- _DATA EXTRACT_
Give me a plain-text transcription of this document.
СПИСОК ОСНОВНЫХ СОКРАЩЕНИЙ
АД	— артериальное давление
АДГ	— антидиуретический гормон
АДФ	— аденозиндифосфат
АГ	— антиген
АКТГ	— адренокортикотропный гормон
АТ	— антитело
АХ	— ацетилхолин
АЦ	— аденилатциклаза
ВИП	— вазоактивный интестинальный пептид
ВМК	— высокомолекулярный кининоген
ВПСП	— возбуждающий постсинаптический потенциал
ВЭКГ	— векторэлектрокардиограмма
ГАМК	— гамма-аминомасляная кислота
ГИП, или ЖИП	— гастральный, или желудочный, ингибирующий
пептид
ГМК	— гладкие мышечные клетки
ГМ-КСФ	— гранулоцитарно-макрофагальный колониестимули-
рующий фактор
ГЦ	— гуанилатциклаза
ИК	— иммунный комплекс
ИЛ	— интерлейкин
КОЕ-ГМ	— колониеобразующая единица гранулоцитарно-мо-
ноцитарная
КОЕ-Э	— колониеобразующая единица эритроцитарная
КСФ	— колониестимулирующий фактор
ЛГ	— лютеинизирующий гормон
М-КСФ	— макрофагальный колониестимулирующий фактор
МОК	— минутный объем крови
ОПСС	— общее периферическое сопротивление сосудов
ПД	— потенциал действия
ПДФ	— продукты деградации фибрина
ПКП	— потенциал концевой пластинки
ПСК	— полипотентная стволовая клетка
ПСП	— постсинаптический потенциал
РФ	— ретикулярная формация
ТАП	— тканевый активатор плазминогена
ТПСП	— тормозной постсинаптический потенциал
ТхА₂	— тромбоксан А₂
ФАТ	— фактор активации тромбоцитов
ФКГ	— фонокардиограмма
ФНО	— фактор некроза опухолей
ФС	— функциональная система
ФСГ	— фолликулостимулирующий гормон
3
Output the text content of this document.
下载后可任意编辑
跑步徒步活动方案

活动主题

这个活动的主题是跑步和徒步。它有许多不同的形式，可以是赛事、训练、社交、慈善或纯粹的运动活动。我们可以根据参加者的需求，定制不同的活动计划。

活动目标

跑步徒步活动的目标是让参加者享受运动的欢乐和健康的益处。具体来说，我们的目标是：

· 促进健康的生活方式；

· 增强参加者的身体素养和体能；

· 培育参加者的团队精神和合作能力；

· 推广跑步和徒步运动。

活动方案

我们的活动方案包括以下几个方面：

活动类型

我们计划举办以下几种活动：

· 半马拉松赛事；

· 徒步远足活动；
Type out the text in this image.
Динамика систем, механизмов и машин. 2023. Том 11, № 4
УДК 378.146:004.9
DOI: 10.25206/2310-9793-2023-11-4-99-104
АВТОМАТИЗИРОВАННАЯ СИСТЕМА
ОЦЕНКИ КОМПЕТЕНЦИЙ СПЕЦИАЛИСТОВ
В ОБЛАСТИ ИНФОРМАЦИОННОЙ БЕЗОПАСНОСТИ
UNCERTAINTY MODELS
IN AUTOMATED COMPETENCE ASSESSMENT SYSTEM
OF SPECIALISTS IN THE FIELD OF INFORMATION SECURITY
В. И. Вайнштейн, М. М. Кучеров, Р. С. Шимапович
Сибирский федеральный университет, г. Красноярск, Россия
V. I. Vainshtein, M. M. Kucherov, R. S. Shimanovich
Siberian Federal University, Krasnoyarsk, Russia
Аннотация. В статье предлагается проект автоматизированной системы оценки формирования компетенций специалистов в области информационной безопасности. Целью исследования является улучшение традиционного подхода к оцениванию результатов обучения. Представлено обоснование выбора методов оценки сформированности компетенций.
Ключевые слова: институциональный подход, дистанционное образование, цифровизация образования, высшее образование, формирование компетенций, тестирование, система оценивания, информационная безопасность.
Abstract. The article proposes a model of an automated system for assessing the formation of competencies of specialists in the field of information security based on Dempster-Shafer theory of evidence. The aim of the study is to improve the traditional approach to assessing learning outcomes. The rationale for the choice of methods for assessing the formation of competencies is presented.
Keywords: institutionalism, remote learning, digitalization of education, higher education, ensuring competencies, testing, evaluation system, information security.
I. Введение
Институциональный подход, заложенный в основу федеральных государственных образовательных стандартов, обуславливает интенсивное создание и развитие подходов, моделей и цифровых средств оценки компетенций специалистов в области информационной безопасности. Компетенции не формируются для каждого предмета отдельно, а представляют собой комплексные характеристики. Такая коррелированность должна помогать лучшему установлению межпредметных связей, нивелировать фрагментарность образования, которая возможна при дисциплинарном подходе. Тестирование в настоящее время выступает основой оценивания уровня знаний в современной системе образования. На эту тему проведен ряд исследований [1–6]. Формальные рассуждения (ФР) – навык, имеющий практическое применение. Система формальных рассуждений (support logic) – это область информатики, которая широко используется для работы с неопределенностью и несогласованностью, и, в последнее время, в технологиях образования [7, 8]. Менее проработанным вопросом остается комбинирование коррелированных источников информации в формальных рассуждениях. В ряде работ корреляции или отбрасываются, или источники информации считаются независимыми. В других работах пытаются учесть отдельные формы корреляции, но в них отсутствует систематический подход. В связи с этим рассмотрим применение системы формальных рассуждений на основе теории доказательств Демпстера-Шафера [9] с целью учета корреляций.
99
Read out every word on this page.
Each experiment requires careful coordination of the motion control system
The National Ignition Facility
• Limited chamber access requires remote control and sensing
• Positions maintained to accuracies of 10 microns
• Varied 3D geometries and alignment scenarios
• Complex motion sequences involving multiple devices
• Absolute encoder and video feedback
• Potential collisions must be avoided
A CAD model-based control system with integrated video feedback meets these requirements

- _WRITTEN TASK_
Above are the records; copy all of them exactly.

- _RESPONSE TO THE TASK_
Give me a plain-text transcription of this document.
СПИСОК ОСНОВНЫХ СОКРАЩЕНИЙ
АД	— артериальное давление
АДГ	— антидиуретический гормон
АДФ	— аденозиндифосфат
АГ	— антиген
АКТГ	— адренокортикотропный гормон
АТ	— антитело
АХ	— ацетилхолин
АЦ	— аденилатциклаза
ВИП	— вазоактивный интестинальный пептид
ВМК	— высокомолекулярный кининоген
ВПСП	— возбуждающий постсинаптический потенциал
ВЭКГ	— векторэлектрокардиограмма
ГАМК	— гамма-аминомасляная кислота
ГИП, или ЖИП	— гастральный, или желудочный, ингибирующий
пептид
ГМК	— гладкие мышечные клетки
ГМ-КСФ	— гранулоцитарно-макрофагальный колониестимули-
рующий фактор
ГЦ	— гуанилатциклаза
ИК	— иммунный комплекс
ИЛ	— интерлейкин
КОЕ-ГМ	— колониеобразующая единица гранулоцитарно-мо-
ноцитарная
КОЕ-Э	— колониеобразующая единица эритроцитарная
КСФ	— колониестимулирующий фактор
ЛГ	— лютеинизирующий гормон
М-КСФ	— макрофагальный колониестимулирующий фактор
МОК	— минутный объем крови
ОПСС	— общее периферическое сопротивление сосудов
ПД	— потенциал действия
ПДФ	— продукты деградации фибрина
ПКП	— потенциал концевой пластинки
ПСК	— полипотентная стволовая клетка
ПСП	— постсинаптический потенциал
РФ	— ретикулярная формация
ТАП	— тканевый активатор плазминогена
ТПСП	— тормозной постсинаптический потенциал
ТхА₂	— тромбоксан А₂
ФАТ	— фактор активации тромбоцитов
ФКГ	— фонокардиограмма
ФНО	— фактор некроза опухолей
ФС	— функциональная система
ФСГ	— фолликулостимулирующий гормон
3
Output the text content of this document.
下载后可任意编辑
跑步徒步活动方案

活动主题

这个活动的主题是跑步和徒步。它有许多不同的形式，可以是赛事、训练、社交、慈善或纯粹的运动活动。我们可以根据参加者的需求，定制不同的活动计划。

活动目标

跑步徒步活动的目标是让参加者享受运动的欢乐和健康的益处。具体来说，我们的目标是：

· 促进健康的生活方式；

· 增强参加者的身体素养和体能；

· 培育参加者的团队精神和合作能力；

· 推广跑步和徒步运动。

活动方案

我们的活动方案包括以下几个方面：

活动类型

我们计划举办以下几种活动：

· 半马拉松赛事；

· 徒步远足活动；
Type out the text in this image.
Динамика систем, механизмов и машин. 2023. Том 11, № 4
УДК 378.146:004.9
DOI: 10.25206/2310-9793-2023-11-4-99-104
АВТОМАТИЗИРОВАННАЯ СИСТЕМА
ОЦЕНКИ КОМПЕТЕНЦИЙ СПЕЦИАЛИСТОВ
В ОБЛАСТИ ИНФОРМАЦИОННОЙ БЕЗОПАСНОСТИ
UNCERTAINTY MODELS
IN AUTOMATED COMPETENCE ASSESSMENT SYSTEM
OF SPECIALISTS IN THE FIELD OF INFORMATION SECURITY
В. И. Вайнштейн, М. М. Кучеров, Р. С. Шимапович
Сибирский федеральный университет, г. Красноярск, Россия
V. I. Vainshtein, M. M. Kucherov, R. S. Shimanovich
Siberian Federal University, Krasnoyarsk, Russia
Аннотация. В статье предлагается проект автоматизированной системы оценки формирования компетенций специалистов в области информационной безопасности. Целью исследования является улучшение традиционного подхода к оцениванию результатов обучения. Представлено обоснование выбора методов оценки сформированности компетенций.
Ключевые слова: институциональный подход, дистанционное образование, цифровизация образования, высшее образование, формирование компетенций, тестирование, система оценивания, информационная безопасность.
Abstract. The article proposes a model of an automated system for assessing the formation of competencies of specialists in the field of information security based on Dempster-Shafer theory of evidence. The aim of the study is to improve the traditional approach to assessing learning outcomes. The rationale for the choice of methods for assessing the formation of competencies is presented.
Keywords: institutionalism, remote learning, digitalization of education, higher education, ensuring competencies, testing, evaluation system, information security.
I. Введение
Институциональный подход, заложенный в основу федеральных государственных образовательных стандартов, обуславливает интенсивное создание и развитие подходов, моделей и цифровых средств оценки компетенций специалистов в области информационной безопасности. Компетенции не формируются для каждого предмета отдельно, а представляют собой комплексные характеристики. Такая коррелированность должна помогать лучшему установлению межпредметных связей, нивелировать фрагментарность образования, которая возможна при дисциплинарном подходе. Тестирование в настоящее время выступает основой оценивания уровня знаний в современной системе образования. На эту тему проведен ряд исследований [1–6]. Формальные рассуждения (ФР) – навык, имеющий практическое применение. Система формальных рассуждений (support logic) – это область информатики, которая широко используется для работы с неопределенностью и несогласованностью, и, в последнее время, в технологиях образования [7, 8]. Менее проработанным вопросом остается комбинирование коррелированных источников информации в формальных рассуждениях. В ряде работ корреляции или отбрасываются, или источники информации считаются независимыми. В других работах пытаются учесть отдельные формы корреляции, но в них отсутствует систематический подход. В связи с этим рассмотрим применение системы формальных рассуждений на основе теории доказательств Демпстера-Шафера [9] с целью учета корреляций.
99
Read out every word on this page.
Each experiment requires careful coordination of the motion control system
The National Ignition Facility
• Limited chamber access requires remote control and sensing
• Positions maintained to accuracies of 10 microns
• Varied 3D geometries and alignment scenarios
• Complex motion sequences involving multiple devices
• Absolute encoder and video feedback
• Potential collisions must be avoided
A CAD model-based control system with integrated video feedback meets these requirements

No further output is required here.